- What you will do
Retype each row, unchanged, from the very first row through the row containing "address-input[interactable] [363,247,661,268]", including that row.

- Material shown
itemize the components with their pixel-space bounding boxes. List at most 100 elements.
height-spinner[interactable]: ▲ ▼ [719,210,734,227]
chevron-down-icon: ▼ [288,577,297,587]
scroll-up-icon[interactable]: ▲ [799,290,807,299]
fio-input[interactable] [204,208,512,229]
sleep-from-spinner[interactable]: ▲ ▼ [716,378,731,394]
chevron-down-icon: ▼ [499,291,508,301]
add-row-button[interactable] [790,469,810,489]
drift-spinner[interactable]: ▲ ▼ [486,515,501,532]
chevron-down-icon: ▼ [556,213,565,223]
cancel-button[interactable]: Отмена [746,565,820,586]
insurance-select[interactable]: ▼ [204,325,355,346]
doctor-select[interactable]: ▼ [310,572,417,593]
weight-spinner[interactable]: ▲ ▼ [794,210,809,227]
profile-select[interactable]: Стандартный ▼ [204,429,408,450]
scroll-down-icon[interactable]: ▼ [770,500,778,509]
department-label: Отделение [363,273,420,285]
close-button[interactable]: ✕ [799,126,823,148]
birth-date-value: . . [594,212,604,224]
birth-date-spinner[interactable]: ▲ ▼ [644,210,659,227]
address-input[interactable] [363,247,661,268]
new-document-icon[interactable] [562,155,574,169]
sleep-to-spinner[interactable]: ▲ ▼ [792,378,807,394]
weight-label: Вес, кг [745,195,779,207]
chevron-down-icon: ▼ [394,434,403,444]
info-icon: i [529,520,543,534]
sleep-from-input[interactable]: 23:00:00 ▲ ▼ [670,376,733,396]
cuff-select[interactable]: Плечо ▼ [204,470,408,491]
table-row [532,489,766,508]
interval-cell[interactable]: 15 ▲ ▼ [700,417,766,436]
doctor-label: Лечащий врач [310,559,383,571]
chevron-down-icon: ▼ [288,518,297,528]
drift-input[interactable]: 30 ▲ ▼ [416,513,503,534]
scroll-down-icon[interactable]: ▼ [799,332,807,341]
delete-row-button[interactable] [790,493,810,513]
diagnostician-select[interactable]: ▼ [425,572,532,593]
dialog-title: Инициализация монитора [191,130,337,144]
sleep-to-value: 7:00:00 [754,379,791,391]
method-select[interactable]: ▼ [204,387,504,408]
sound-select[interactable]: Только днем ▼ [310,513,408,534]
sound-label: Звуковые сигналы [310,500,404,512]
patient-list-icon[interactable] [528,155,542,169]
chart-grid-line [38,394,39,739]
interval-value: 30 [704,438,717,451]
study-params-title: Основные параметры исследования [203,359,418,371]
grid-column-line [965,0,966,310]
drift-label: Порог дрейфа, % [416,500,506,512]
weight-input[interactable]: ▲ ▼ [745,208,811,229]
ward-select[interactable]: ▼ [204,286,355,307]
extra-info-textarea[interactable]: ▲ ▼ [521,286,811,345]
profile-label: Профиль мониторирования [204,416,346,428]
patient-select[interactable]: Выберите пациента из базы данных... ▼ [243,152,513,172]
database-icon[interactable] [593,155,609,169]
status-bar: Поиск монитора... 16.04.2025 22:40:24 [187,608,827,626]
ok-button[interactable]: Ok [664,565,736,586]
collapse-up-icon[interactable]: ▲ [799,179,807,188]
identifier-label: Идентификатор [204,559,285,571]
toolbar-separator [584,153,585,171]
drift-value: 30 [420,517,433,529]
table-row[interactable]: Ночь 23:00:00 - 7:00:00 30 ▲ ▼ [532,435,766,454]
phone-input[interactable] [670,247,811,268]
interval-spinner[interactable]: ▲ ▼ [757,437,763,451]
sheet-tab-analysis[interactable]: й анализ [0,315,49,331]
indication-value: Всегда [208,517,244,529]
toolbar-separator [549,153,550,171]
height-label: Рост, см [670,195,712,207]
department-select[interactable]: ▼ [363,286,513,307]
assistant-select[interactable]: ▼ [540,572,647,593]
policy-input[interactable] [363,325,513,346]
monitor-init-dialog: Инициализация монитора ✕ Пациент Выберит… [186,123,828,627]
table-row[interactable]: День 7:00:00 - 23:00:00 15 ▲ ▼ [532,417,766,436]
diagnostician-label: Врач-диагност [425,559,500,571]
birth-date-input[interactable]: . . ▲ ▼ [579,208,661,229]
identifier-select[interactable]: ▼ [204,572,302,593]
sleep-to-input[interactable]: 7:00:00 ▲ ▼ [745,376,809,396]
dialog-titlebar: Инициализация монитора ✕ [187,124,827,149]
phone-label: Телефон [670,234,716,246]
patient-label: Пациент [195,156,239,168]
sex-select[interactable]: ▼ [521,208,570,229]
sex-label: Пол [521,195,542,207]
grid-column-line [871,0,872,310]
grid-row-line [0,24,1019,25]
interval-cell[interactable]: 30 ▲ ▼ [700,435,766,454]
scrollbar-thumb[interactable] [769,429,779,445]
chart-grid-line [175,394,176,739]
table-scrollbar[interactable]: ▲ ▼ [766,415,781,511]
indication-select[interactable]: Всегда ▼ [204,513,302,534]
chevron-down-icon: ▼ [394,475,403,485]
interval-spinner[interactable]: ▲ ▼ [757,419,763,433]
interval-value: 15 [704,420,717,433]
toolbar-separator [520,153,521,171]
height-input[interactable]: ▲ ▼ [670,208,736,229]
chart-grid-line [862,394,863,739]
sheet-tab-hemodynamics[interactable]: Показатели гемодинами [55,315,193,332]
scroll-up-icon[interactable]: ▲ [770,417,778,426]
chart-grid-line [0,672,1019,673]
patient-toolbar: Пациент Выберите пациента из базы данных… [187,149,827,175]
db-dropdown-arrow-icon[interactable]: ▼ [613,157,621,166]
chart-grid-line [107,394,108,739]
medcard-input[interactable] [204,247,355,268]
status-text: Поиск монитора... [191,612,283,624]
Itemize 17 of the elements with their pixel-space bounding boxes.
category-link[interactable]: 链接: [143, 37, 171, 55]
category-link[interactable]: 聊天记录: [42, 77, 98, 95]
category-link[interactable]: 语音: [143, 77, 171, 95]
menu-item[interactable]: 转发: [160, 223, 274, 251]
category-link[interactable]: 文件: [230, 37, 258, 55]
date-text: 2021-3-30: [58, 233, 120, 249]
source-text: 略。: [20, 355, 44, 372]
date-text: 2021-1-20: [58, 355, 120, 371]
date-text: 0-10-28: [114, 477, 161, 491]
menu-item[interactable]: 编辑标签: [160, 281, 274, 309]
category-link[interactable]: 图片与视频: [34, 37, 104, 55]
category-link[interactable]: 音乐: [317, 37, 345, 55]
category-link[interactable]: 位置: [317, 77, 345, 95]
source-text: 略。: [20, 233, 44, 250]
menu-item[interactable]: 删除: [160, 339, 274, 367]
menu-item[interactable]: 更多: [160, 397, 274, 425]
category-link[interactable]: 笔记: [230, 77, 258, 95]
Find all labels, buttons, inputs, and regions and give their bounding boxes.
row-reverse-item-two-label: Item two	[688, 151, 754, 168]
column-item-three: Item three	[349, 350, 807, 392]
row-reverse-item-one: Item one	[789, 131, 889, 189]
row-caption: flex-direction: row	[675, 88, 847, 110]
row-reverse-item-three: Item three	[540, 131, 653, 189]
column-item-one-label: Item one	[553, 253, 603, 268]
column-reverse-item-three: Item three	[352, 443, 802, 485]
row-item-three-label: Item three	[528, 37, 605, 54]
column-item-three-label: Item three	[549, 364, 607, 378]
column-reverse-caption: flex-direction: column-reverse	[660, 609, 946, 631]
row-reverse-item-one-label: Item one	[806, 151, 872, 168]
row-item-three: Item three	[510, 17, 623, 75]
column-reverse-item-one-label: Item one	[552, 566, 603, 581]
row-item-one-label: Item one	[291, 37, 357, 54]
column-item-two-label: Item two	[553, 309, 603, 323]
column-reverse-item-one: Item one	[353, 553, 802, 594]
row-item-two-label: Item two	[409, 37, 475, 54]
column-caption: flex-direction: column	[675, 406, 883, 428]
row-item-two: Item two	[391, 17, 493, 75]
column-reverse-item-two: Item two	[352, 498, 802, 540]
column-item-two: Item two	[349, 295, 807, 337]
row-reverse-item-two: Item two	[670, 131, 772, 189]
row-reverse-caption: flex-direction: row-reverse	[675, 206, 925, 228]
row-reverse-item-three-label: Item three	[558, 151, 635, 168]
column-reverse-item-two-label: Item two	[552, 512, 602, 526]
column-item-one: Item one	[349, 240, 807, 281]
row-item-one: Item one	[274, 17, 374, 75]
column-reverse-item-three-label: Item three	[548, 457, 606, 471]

- Completed exercise
itemize the components with their pixel-space bounding boxes. List at most 100 elements.
height-spinner[interactable]: ▲ ▼ [719,210,734,227]
chevron-down-icon: ▼ [288,577,297,587]
scroll-up-icon[interactable]: ▲ [799,290,807,299]
fio-input[interactable] [204,208,512,229]
sleep-from-spinner[interactable]: ▲ ▼ [716,378,731,394]
chevron-down-icon: ▼ [499,291,508,301]
add-row-button[interactable] [790,469,810,489]
drift-spinner[interactable]: ▲ ▼ [486,515,501,532]
chevron-down-icon: ▼ [556,213,565,223]
cancel-button[interactable]: Отмена [746,565,820,586]
insurance-select[interactable]: ▼ [204,325,355,346]
doctor-select[interactable]: ▼ [310,572,417,593]
weight-spinner[interactable]: ▲ ▼ [794,210,809,227]
profile-select[interactable]: Стандартный ▼ [204,429,408,450]
scroll-down-icon[interactable]: ▼ [770,500,778,509]
department-label: Отделение [363,273,420,285]
close-button[interactable]: ✕ [799,126,823,148]
birth-date-value: . . [594,212,604,224]
birth-date-spinner[interactable]: ▲ ▼ [644,210,659,227]
address-input[interactable] [363,247,661,268]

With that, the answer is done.